**Task to complete:** In the material below, find all lines with the string "action" and copy them.

**Records for this exercise:**
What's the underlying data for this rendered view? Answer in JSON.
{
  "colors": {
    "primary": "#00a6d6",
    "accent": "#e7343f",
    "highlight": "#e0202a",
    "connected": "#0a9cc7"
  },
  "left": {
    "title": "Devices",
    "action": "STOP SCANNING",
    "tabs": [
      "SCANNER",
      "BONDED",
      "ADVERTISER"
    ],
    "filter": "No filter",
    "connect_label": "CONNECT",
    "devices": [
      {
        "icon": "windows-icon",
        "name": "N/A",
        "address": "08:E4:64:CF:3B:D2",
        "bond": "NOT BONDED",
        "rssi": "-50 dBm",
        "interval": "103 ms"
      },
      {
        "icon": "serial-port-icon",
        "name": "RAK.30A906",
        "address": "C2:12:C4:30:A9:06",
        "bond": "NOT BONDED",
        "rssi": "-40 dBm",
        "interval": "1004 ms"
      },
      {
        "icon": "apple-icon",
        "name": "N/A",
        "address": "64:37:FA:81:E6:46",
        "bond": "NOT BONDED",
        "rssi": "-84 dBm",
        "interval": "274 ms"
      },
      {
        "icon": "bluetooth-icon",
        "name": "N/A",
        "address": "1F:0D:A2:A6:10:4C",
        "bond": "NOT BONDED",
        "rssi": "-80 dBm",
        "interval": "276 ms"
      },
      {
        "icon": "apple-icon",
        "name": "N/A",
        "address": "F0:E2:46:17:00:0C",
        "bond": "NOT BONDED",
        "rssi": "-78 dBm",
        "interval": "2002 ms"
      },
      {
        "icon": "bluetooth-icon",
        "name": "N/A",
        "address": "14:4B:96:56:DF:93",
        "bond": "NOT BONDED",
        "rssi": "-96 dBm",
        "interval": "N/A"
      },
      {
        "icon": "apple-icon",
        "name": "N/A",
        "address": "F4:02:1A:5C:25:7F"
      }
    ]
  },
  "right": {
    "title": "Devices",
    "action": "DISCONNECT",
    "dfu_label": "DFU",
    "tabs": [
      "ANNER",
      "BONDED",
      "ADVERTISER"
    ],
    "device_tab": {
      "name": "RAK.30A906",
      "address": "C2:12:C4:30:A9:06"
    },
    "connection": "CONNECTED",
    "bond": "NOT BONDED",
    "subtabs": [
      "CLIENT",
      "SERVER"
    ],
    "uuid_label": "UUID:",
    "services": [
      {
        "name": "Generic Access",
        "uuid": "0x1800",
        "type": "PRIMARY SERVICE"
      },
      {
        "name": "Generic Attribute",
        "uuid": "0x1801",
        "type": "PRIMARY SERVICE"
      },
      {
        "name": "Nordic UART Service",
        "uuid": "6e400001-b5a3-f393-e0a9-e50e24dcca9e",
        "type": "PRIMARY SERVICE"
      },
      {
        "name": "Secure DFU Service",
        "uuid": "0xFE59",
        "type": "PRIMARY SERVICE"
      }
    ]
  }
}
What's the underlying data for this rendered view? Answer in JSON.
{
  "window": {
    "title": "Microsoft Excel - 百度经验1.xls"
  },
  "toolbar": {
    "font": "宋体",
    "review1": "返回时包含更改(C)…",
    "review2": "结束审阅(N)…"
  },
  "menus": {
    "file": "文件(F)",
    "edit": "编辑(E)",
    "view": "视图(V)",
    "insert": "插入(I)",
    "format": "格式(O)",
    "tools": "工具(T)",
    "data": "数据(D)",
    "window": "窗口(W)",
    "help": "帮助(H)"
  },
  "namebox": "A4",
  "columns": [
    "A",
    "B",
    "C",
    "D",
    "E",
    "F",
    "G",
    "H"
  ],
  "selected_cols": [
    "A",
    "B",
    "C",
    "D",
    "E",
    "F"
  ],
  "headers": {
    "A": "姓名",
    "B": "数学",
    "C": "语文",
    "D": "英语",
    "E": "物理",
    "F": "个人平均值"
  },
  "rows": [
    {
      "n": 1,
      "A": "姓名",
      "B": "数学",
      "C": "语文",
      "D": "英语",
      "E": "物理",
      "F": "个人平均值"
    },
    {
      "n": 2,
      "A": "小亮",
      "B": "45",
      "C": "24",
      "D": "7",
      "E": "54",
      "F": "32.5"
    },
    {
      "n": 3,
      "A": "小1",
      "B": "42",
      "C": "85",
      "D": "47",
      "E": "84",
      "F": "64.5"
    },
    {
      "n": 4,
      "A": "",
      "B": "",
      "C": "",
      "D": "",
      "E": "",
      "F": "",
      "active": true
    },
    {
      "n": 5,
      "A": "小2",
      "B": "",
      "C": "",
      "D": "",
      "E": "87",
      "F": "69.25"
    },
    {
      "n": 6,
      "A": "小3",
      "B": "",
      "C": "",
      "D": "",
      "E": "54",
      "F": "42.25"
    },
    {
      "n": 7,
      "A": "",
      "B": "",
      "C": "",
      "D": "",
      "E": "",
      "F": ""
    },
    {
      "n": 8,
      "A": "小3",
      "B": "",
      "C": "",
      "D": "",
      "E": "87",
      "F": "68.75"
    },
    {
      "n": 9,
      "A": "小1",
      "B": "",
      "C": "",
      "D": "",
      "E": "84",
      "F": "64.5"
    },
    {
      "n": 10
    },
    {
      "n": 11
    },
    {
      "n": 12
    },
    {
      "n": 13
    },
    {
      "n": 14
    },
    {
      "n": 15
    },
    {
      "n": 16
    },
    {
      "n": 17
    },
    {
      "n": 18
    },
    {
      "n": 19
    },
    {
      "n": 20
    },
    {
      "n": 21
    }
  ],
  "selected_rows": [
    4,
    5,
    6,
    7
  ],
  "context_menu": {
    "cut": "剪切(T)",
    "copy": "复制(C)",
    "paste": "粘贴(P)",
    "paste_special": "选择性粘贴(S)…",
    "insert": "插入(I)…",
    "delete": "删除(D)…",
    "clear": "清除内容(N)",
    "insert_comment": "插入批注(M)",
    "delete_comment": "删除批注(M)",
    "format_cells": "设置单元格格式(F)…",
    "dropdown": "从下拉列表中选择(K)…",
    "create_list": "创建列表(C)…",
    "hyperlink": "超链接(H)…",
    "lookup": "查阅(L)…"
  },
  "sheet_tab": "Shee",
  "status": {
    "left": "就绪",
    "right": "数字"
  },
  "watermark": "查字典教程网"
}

**Right answer:**
    "action": "STOP SCANNING",
    "action": "DISCONNECT",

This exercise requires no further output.